◆ INFORMATION SUPPLIED ◆

══════════

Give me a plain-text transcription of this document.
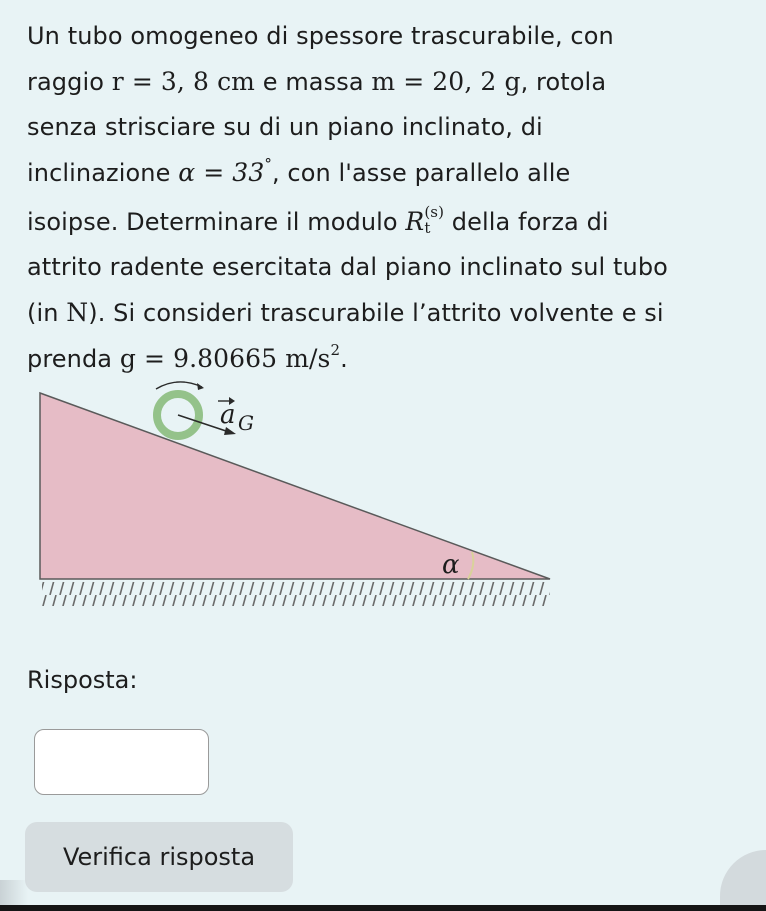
Un tubo omogeneo di spessore trascurabile, con
raggio r = 3, 8 cm e massa m = 20, 2 g, rotola
senza strisciare su di un piano inclinato, di
inclinazione α = 33°, con l'asse parallelo alle
isoipse. Determinare il modulo R (s)
t della forza di
attrito radente esercitata dal piano inclinato sul tubo
(in N). Si consideri trascurabile l’attrito volvente e si
prenda g = 9.80665 $m/s^2$.
a G
α
Risposta:
Verifica risposta
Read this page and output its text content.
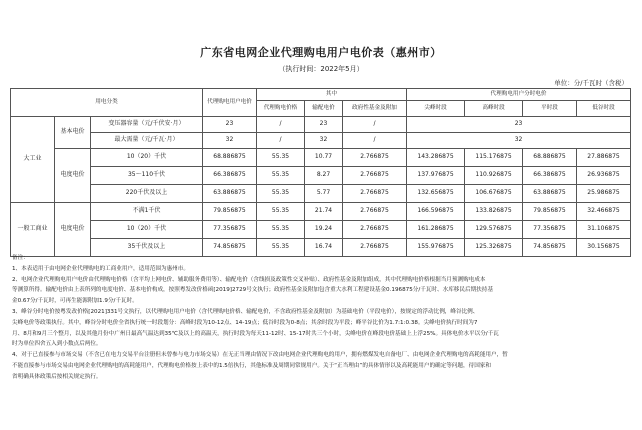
广东省电网企业代理购电用户电价表（惠州市）
（执行时间：2022年5月）
单位：分/千瓦时（含税）
用电分类			代理购电用户电价	其中			代理购电用户分时电价			
				代理购电价格	输配电价	政府性基金及附加	尖峰时段	高峰时段	平时段	低谷时段
大工业	基本电价	变压器容量（元/千伏安·月）	23	/	23	/	23			
		最大需量（元/千瓦·月）	32	/	32	/	32			
	电度电价	10（20）千伏	68.886875	55.35	10.77	2.766875	143.286875	115.176875	68.886875	27.886875
		35～110千伏	66.386875	55.35	8.27	2.766875	137.976875	110.926875	66.386875	26.936875
		220千伏及以上	63.886875	55.35	5.77	2.766875	132.656875	106.676875	63.886875	25.986875
一般工商业	电度电价	不满1千伏	79.856875	55.35	21.74	2.766875	166.596875	133.826875	79.856875	32.466875
		10（20）千伏	77.356875	55.35	19.24	2.766875	161.286875	129.576875	77.356875	31.106875
		35千伏及以上	74.856875	55.35	16.74	2.766875	155.976875	125.326875	74.856875	30.156875

备注：

1、本表适用于由电网企业代理购电的工商业用户，适用范围为惠州市。

2、电网企业代理购电用户电价由代理购电价格（含平均上网电价、辅助服务费用等）、输配电价（含线损及政策性交叉补贴）、政府性基金及附加组成，其中代理购电价格根据当月预测购电成本

等测算所得。输配电价由上表所列的电度电价、基本电价构成，按照粤发改价格函[2019]2729号文执行；政府性基金及附加包含重大水利工程建设基金0.196875分/千瓦时、水库移民后期扶持基

金0.67分/千瓦时，可再生能源附加1.9分/千瓦时。

3、峰谷分时电价按粤发改价格[2021]331号文执行，以代理购电用户电价（含代理购电价格、输配电价，不含政府性基金及附加）为基础电价（平段电价），按规定的浮动比例，峰谷比例、

尖峰电价等政策执行。其中，峰谷分时电价全省执行统一时段划分：高峰时段为10-12点、14-19点；低谷时段为0-8点；其余时段为平段；峰平谷比价为1.7:1:0.38。尖峰电价执行时间为7

月、8月和9月三个整月，以及其他月份中广州日最高气温达到35℃及以上的高温天，执行时段为每天11-12时、15-17时共三个小时，尖峰电价在峰段电价基础上上浮25%。具体电价水平以分/千瓦

时为单位四舍五入到小数点后两位。

4、对于已直接参与市场交易（不含已在电力交易平台注册但未曾参与电力市场交易）在无正当理由情况下改由电网企业代理购电的用户，拥有燃煤发电自备电厂、由电网企业代理购电的高耗能用户，暂

不能直接参与市场交易由电网企业代理购电的高耗能用户，代理购电价格按上表中的1.5倍执行，其他标准及周期同常规用户。关于“正当理由”的具体情形以及高耗能用户的确定等问题，待国家和

省明确具体政策后按相关规定执行。
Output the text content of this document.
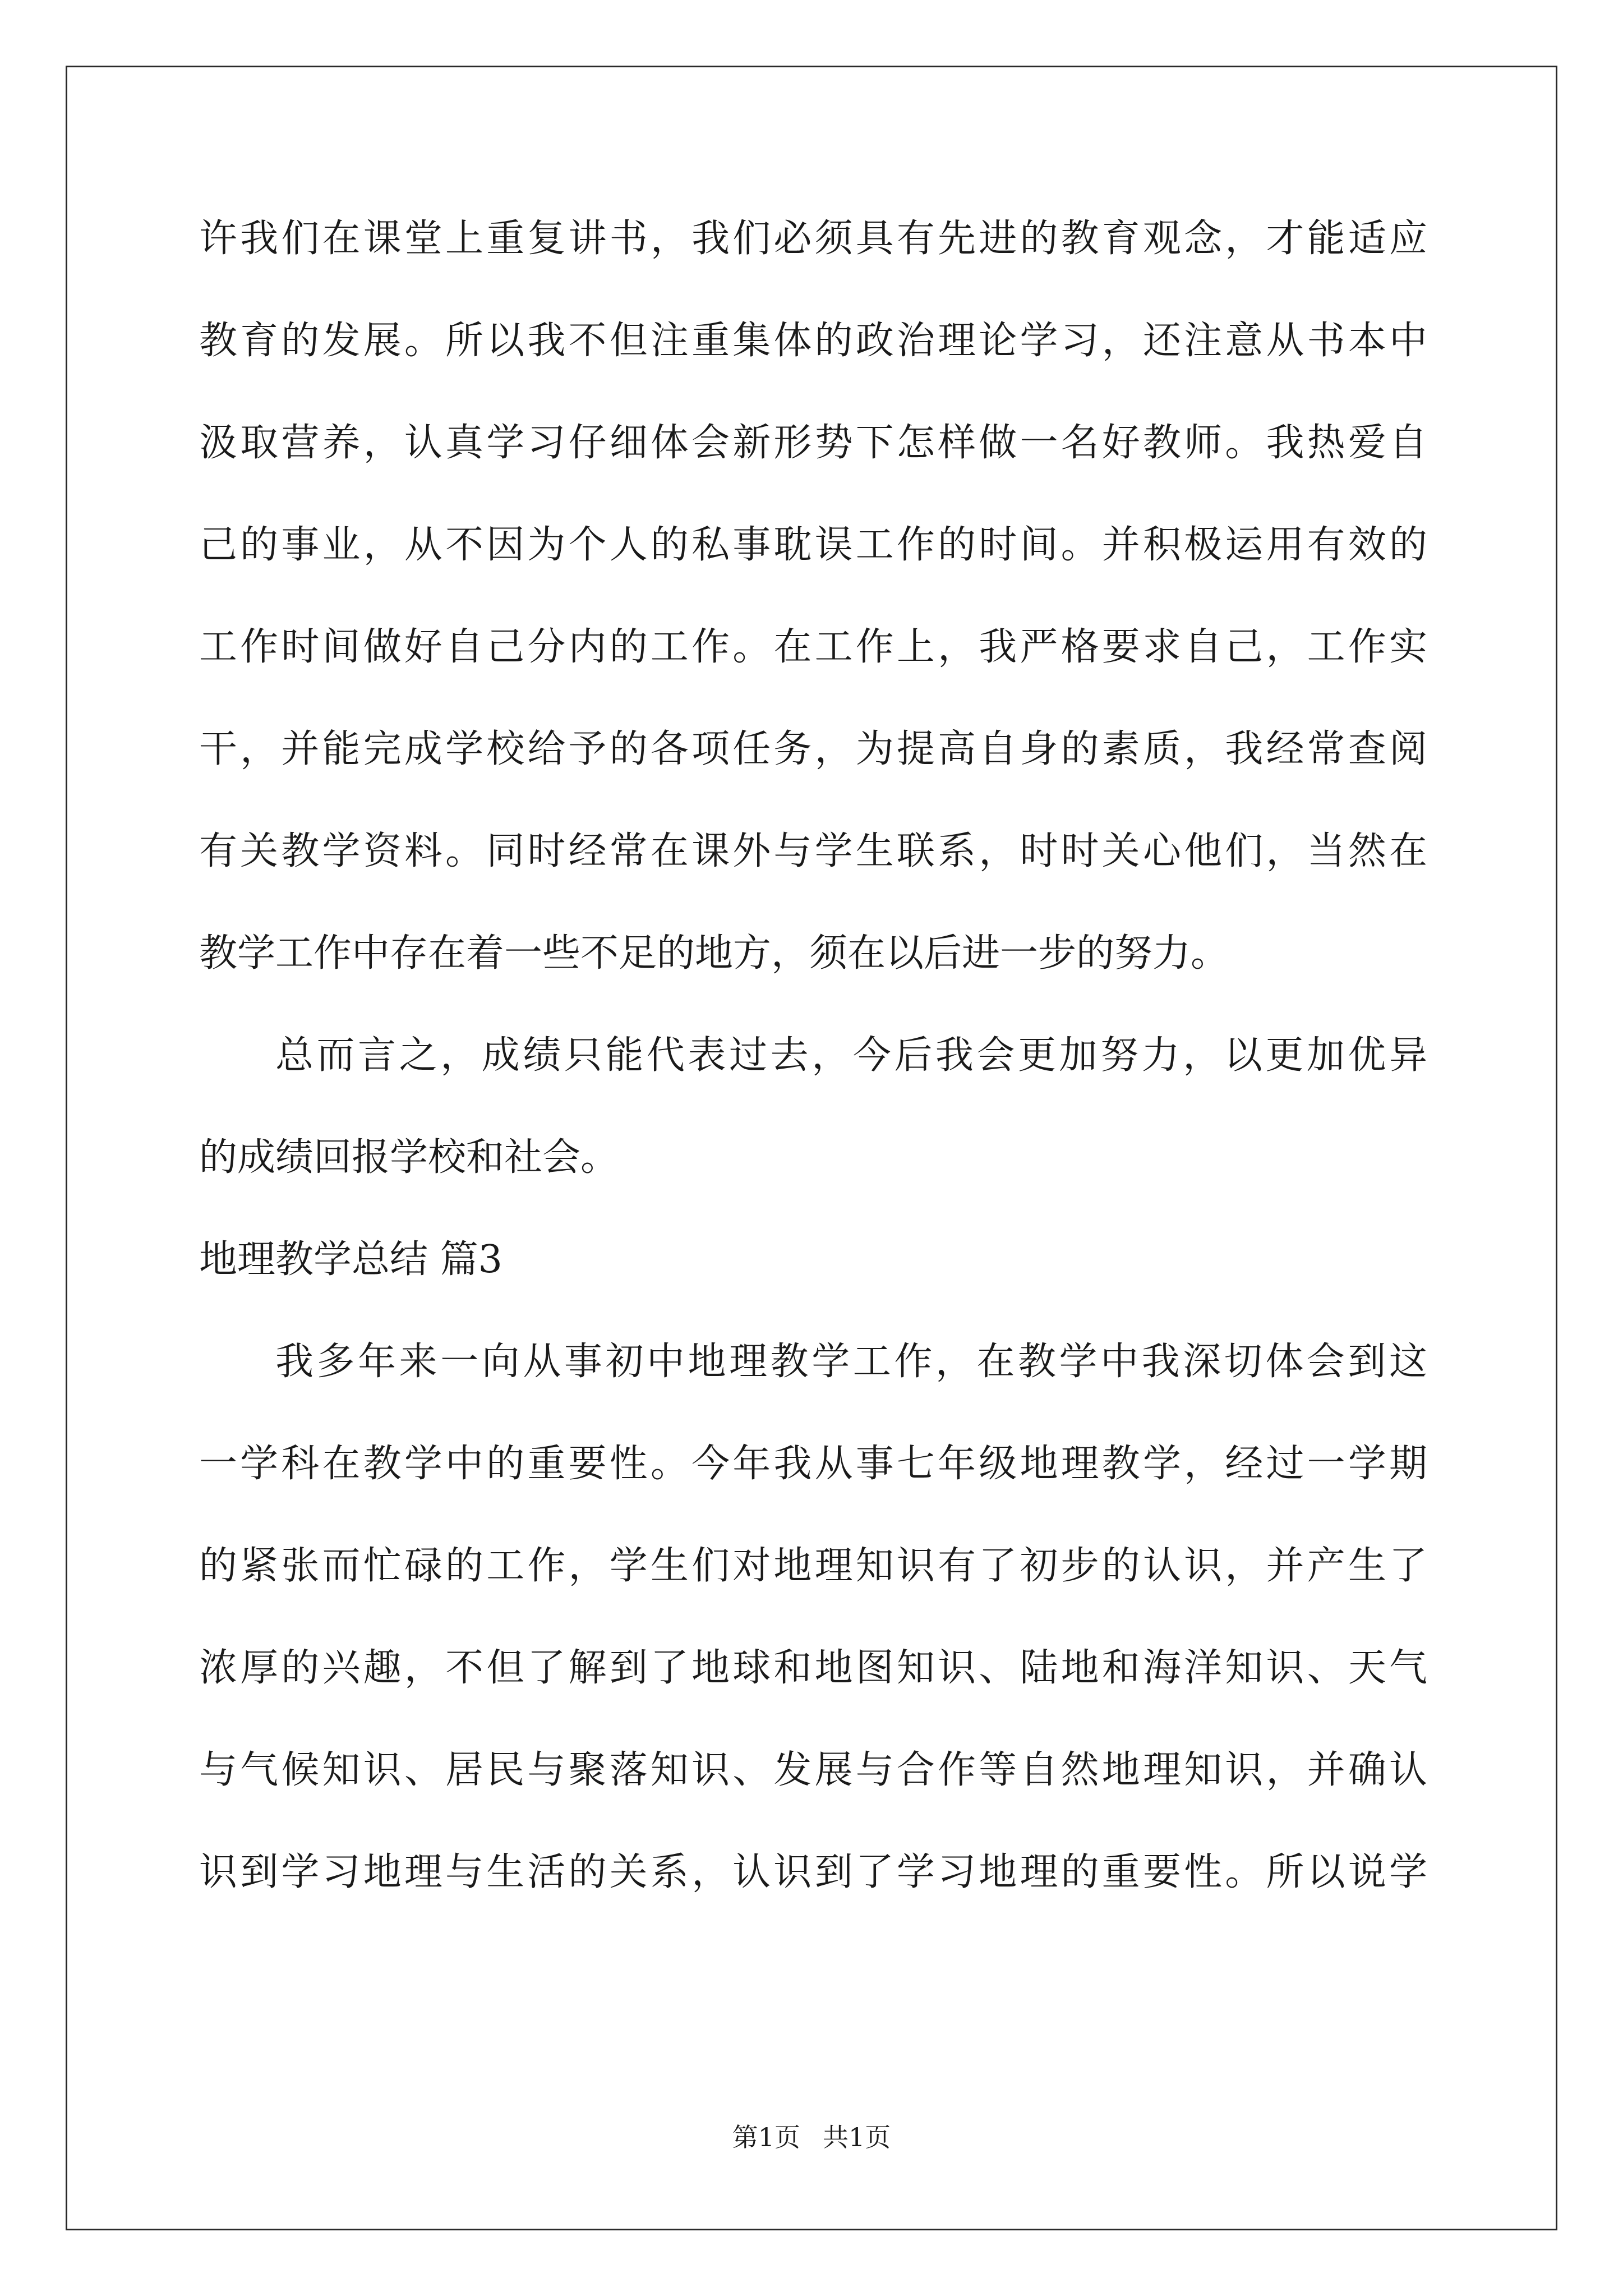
许我们在课堂上重复讲书，我们必须具有先进的教育观念，才能适应
教育的发展。所以我不但注重集体的政治理论学习，还注意从书本中
汲取营养，认真学习仔细体会新形势下怎样做一名好教师。我热爱自
己的事业，从不因为个人的私事耽误工作的时间。并积极运用有效的
工作时间做好自己分内的工作。在工作上，我严格要求自己，工作实
干，并能完成学校给予的各项任务，为提高自身的素质，我经常查阅
有关教学资料。同时经常在课外与学生联系，时时关心他们，当然在
教学工作中存在着一些不足的地方，须在以后进一步的努力。
总而言之，成绩只能代表过去，今后我会更加努力，以更加优异
的成绩回报学校和社会。
地理教学总结 篇3
我多年来一向从事初中地理教学工作，在教学中我深切体会到这
一学科在教学中的重要性。今年我从事七年级地理教学，经过一学期
的紧张而忙碌的工作，学生们对地理知识有了初步的认识，并产生了
浓厚的兴趣，不但了解到了地球和地图知识、陆地和海洋知识、天气
与气候知识、居民与聚落知识、发展与合作等自然地理知识，并确认
识到学习地理与生活的关系，认识到了学习地理的重要性。所以说学
第1页 共1页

══════════

◆ WHAT YOU ARE ASKED TO DO ◆
Transcribe all the records above word for word, without their images.

◆ COMPLETE OUTPUT ◆
Give me a plain-text transcription of this document.
Un tubo omogeneo di spessore trascurabile, con
raggio r = 3, 8 cm e massa m = 20, 2 g, rotola
senza strisciare su di un piano inclinato, di
inclinazione α = 33°, con l'asse parallelo alle
isoipse. Determinare il modulo R (s)
t della forza di
attrito radente esercitata dal piano inclinato sul tubo
(in N). Si consideri trascurabile l’attrito volvente e si
prenda g = 9.80665 $m/s^2$.
a G
α
Risposta:
Verifica risposta
Read this page and output its text content.
广东省电网企业代理购电用户电价表（惠州市）
（执行时间：2022年5月）
单位：分/千瓦时（含税）
用电分类			代理购电用户电价	其中			代理购电用户分时电价			
				代理购电价格	输配电价	政府性基金及附加	尖峰时段	高峰时段	平时段	低谷时段
大工业	基本电价	变压器容量（元/千伏安·月）	23	/	23	/	23			
		最大需量（元/千瓦·月）	32	/	32	/	32			
	电度电价	10（20）千伏	68.886875	55.35	10.77	2.766875	143.286875	115.176875	68.886875	27.886875
		35～110千伏	66.386875	55.35	8.27	2.766875	137.976875	110.926875	66.386875	26.936875
		220千伏及以上	63.886875	55.35	5.77	2.766875	132.656875	106.676875	63.886875	25.986875
一般工商业	电度电价	不满1千伏	79.856875	55.35	21.74	2.766875	166.596875	133.826875	79.856875	32.466875
		10（20）千伏	77.356875	55.35	19.24	2.766875	161.286875	129.576875	77.356875	31.106875
		35千伏及以上	74.856875	55.35	16.74	2.766875	155.976875	125.326875	74.856875	30.156875

备注：

1、本表适用于由电网企业代理购电的工商业用户，适用范围为惠州市。

2、电网企业代理购电用户电价由代理购电价格（含平均上网电价、辅助服务费用等）、输配电价（含线损及政策性交叉补贴）、政府性基金及附加组成，其中代理购电价格根据当月预测购电成本

等测算所得。输配电价由上表所列的电度电价、基本电价构成，按照粤发改价格函[2019]2729号文执行；政府性基金及附加包含重大水利工程建设基金0.196875分/千瓦时、水库移民后期扶持基

金0.67分/千瓦时，可再生能源附加1.9分/千瓦时。

3、峰谷分时电价按粤发改价格[2021]331号文执行，以代理购电用户电价（含代理购电价格、输配电价，不含政府性基金及附加）为基础电价（平段电价），按规定的浮动比例，峰谷比例、

尖峰电价等政策执行。其中，峰谷分时电价全省执行统一时段划分：高峰时段为10-12点、14-19点；低谷时段为0-8点；其余时段为平段；峰平谷比价为1.7:1:0.38。尖峰电价执行时间为7

月、8月和9月三个整月，以及其他月份中广州日最高气温达到35℃及以上的高温天，执行时段为每天11-12时、15-17时共三个小时，尖峰电价在峰段电价基础上上浮25%。具体电价水平以分/千瓦

时为单位四舍五入到小数点后两位。

4、对于已直接参与市场交易（不含已在电力交易平台注册但未曾参与电力市场交易）在无正当理由情况下改由电网企业代理购电的用户，拥有燃煤发电自备电厂、由电网企业代理购电的高耗能用户，暂

不能直接参与市场交易由电网企业代理购电的高耗能用户，代理购电价格按上表中的1.5倍执行，其他标准及周期同常规用户。关于“正当理由”的具体情形以及高耗能用户的确定等问题，待国家和

省明确具体政策后按相关规定执行。
Output the text content of this document.
许我们在课堂上重复讲书，我们必须具有先进的教育观念，才能适应
教育的发展。所以我不但注重集体的政治理论学习，还注意从书本中
汲取营养，认真学习仔细体会新形势下怎样做一名好教师。我热爱自
己的事业，从不因为个人的私事耽误工作的时间。并积极运用有效的
工作时间做好自己分内的工作。在工作上，我严格要求自己，工作实
干，并能完成学校给予的各项任务，为提高自身的素质，我经常查阅
有关教学资料。同时经常在课外与学生联系，时时关心他们，当然在
教学工作中存在着一些不足的地方，须在以后进一步的努力。
总而言之，成绩只能代表过去，今后我会更加努力，以更加优异
的成绩回报学校和社会。
地理教学总结 篇3
我多年来一向从事初中地理教学工作，在教学中我深切体会到这
一学科在教学中的重要性。今年我从事七年级地理教学，经过一学期
的紧张而忙碌的工作，学生们对地理知识有了初步的认识，并产生了
浓厚的兴趣，不但了解到了地球和地图知识、陆地和海洋知识、天气
与气候知识、居民与聚落知识、发展与合作等自然地理知识，并确认
识到学习地理与生活的关系，认识到了学习地理的重要性。所以说学
第1页 共1页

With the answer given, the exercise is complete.